* **Directions for this task**
The records below must be output exactly, without pictures.

* **Dataset**
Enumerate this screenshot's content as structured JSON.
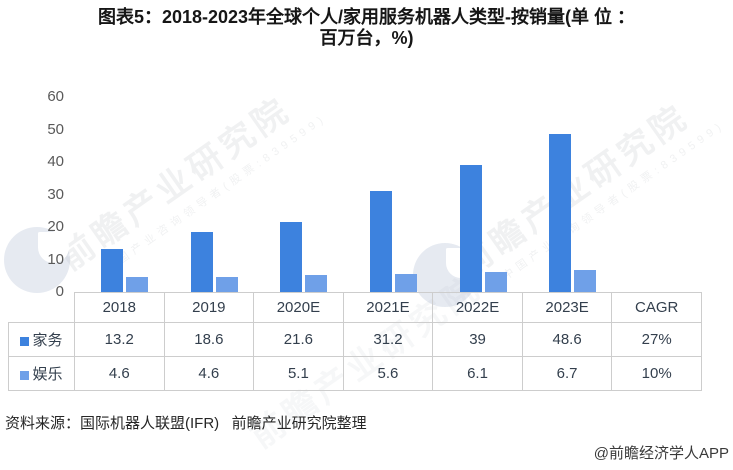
{
  "title": {
    "line1": "图表5：2018-2023年全球个人/家用服务机器人类型-按销量(单 位 ：",
    "line2": "百万台，%)"
  },
  "chart_data": {
    "type": "bar",
    "title": "图表5：2018-2023年全球个人/家用服务机器人类型-按销量(单位：百万台，%)",
    "categories": [
      "2018",
      "2019",
      "2020E",
      "2021E",
      "2022E",
      "2023E"
    ],
    "series": [
      {
        "name": "家务",
        "color": "#3D82DE",
        "values": [
          13.2,
          18.6,
          21.6,
          31.2,
          39,
          48.6
        ],
        "cagr": "27%"
      },
      {
        "name": "娱乐",
        "color": "#6FA0E8",
        "values": [
          4.6,
          4.6,
          5.1,
          5.6,
          6.1,
          6.7
        ],
        "cagr": "10%"
      }
    ],
    "xlabel": "",
    "ylabel": "",
    "ylim": [
      0,
      60
    ],
    "yticks": [
      0,
      10,
      20,
      30,
      40,
      50,
      60
    ],
    "grid": false,
    "legend_position": "table-left"
  },
  "table": {
    "columns": [
      "",
      "2018",
      "2019",
      "2020E",
      "2021E",
      "2022E",
      "2023E",
      "CAGR"
    ],
    "rows": [
      {
        "label": "家务",
        "marker_color": "#3D82DE",
        "cells": [
          "13.2",
          "18.6",
          "21.6",
          "31.2",
          "39",
          "48.6",
          "27%"
        ]
      },
      {
        "label": "娱乐",
        "marker_color": "#6FA0E8",
        "cells": [
          "4.6",
          "4.6",
          "5.1",
          "5.6",
          "6.1",
          "6.7",
          "10%"
        ]
      }
    ]
  },
  "footer": {
    "source": "资料来源：国际机器人联盟(IFR)   前瞻产业研究院整理",
    "credit": "@前瞻经济学人APP"
  },
  "watermark": {
    "text": "前瞻产业研究院",
    "subtext": "中国产业咨询领导者(股票:839599)"
  },
  "colors": {
    "series_dark": "#3D82DE",
    "series_light": "#6FA0E8",
    "axis_text": "#595959",
    "table_border": "#cdcdcd",
    "table_text": "#333F4D"
  }
}
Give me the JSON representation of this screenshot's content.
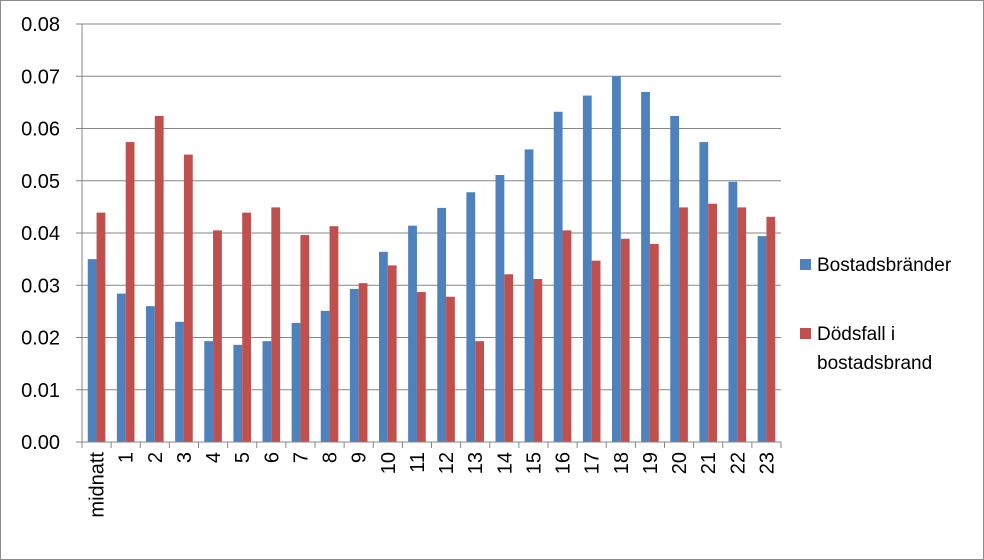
{
  "chart_data": {
    "type": "bar",
    "categories": [
      "midnatt",
      "1",
      "2",
      "3",
      "4",
      "5",
      "6",
      "7",
      "8",
      "9",
      "10",
      "11",
      "12",
      "13",
      "14",
      "15",
      "16",
      "17",
      "18",
      "19",
      "20",
      "21",
      "22",
      "23"
    ],
    "series": [
      {
        "name": "Bostadsbränder",
        "color": "#4f81bd",
        "values": [
          0.035,
          0.0284,
          0.026,
          0.023,
          0.0193,
          0.0186,
          0.0193,
          0.0228,
          0.0251,
          0.0293,
          0.0364,
          0.0414,
          0.0448,
          0.0478,
          0.0511,
          0.056,
          0.0632,
          0.0663,
          0.07,
          0.067,
          0.0624,
          0.0574,
          0.0498,
          0.0394
        ]
      },
      {
        "name": "Dödsfall i bostadsbrand",
        "legend_lines": [
          "Dödsfall i",
          "bostadsbrand"
        ],
        "color": "#c0504d",
        "values": [
          0.0439,
          0.0574,
          0.0624,
          0.055,
          0.0405,
          0.0439,
          0.0449,
          0.0396,
          0.0413,
          0.0304,
          0.0338,
          0.0287,
          0.0278,
          0.0193,
          0.0321,
          0.0312,
          0.0405,
          0.0347,
          0.0389,
          0.0379,
          0.0449,
          0.0456,
          0.0449,
          0.0431
        ]
      }
    ],
    "yticks": [
      "0.00",
      "0.01",
      "0.02",
      "0.03",
      "0.04",
      "0.05",
      "0.06",
      "0.07",
      "0.08"
    ],
    "ylim": [
      0,
      0.08
    ],
    "grid": true,
    "legend_position": "right"
  }
}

* **The response**
Enumerate this screenshot's content as structured JSON.
{
  "title": {
    "line1": "图表5：2018-2023年全球个人/家用服务机器人类型-按销量(单 位 ：",
    "line2": "百万台，%)"
  },
  "chart_data": {
    "type": "bar",
    "title": "图表5：2018-2023年全球个人/家用服务机器人类型-按销量(单位：百万台，%)",
    "categories": [
      "2018",
      "2019",
      "2020E",
      "2021E",
      "2022E",
      "2023E"
    ],
    "series": [
      {
        "name": "家务",
        "color": "#3D82DE",
        "values": [
          13.2,
          18.6,
          21.6,
          31.2,
          39,
          48.6
        ],
        "cagr": "27%"
      },
      {
        "name": "娱乐",
        "color": "#6FA0E8",
        "values": [
          4.6,
          4.6,
          5.1,
          5.6,
          6.1,
          6.7
        ],
        "cagr": "10%"
      }
    ],
    "xlabel": "",
    "ylabel": "",
    "ylim": [
      0,
      60
    ],
    "yticks": [
      0,
      10,
      20,
      30,
      40,
      50,
      60
    ],
    "grid": false,
    "legend_position": "table-left"
  },
  "table": {
    "columns": [
      "",
      "2018",
      "2019",
      "2020E",
      "2021E",
      "2022E",
      "2023E",
      "CAGR"
    ],
    "rows": [
      {
        "label": "家务",
        "marker_color": "#3D82DE",
        "cells": [
          "13.2",
          "18.6",
          "21.6",
          "31.2",
          "39",
          "48.6",
          "27%"
        ]
      },
      {
        "label": "娱乐",
        "marker_color": "#6FA0E8",
        "cells": [
          "4.6",
          "4.6",
          "5.1",
          "5.6",
          "6.1",
          "6.7",
          "10%"
        ]
      }
    ]
  },
  "footer": {
    "source": "资料来源：国际机器人联盟(IFR)   前瞻产业研究院整理",
    "credit": "@前瞻经济学人APP"
  },
  "watermark": {
    "text": "前瞻产业研究院",
    "subtext": "中国产业咨询领导者(股票:839599)"
  },
  "colors": {
    "series_dark": "#3D82DE",
    "series_light": "#6FA0E8",
    "axis_text": "#595959",
    "table_border": "#cdcdcd",
    "table_text": "#333F4D"
  }
}
Give me the JSON representation of this screenshot's content.
{
  "chart_data": {
    "type": "bar",
    "categories": [
      "midnatt",
      "1",
      "2",
      "3",
      "4",
      "5",
      "6",
      "7",
      "8",
      "9",
      "10",
      "11",
      "12",
      "13",
      "14",
      "15",
      "16",
      "17",
      "18",
      "19",
      "20",
      "21",
      "22",
      "23"
    ],
    "series": [
      {
        "name": "Bostadsbränder",
        "color": "#4f81bd",
        "values": [
          0.035,
          0.0284,
          0.026,
          0.023,
          0.0193,
          0.0186,
          0.0193,
          0.0228,
          0.0251,
          0.0293,
          0.0364,
          0.0414,
          0.0448,
          0.0478,
          0.0511,
          0.056,
          0.0632,
          0.0663,
          0.07,
          0.067,
          0.0624,
          0.0574,
          0.0498,
          0.0394
        ]
      },
      {
        "name": "Dödsfall i bostadsbrand",
        "legend_lines": [
          "Dödsfall i",
          "bostadsbrand"
        ],
        "color": "#c0504d",
        "values": [
          0.0439,
          0.0574,
          0.0624,
          0.055,
          0.0405,
          0.0439,
          0.0449,
          0.0396,
          0.0413,
          0.0304,
          0.0338,
          0.0287,
          0.0278,
          0.0193,
          0.0321,
          0.0312,
          0.0405,
          0.0347,
          0.0389,
          0.0379,
          0.0449,
          0.0456,
          0.0449,
          0.0431
        ]
      }
    ],
    "yticks": [
      "0.00",
      "0.01",
      "0.02",
      "0.03",
      "0.04",
      "0.05",
      "0.06",
      "0.07",
      "0.08"
    ],
    "ylim": [
      0,
      0.08
    ],
    "grid": true,
    "legend_position": "right"
  }
}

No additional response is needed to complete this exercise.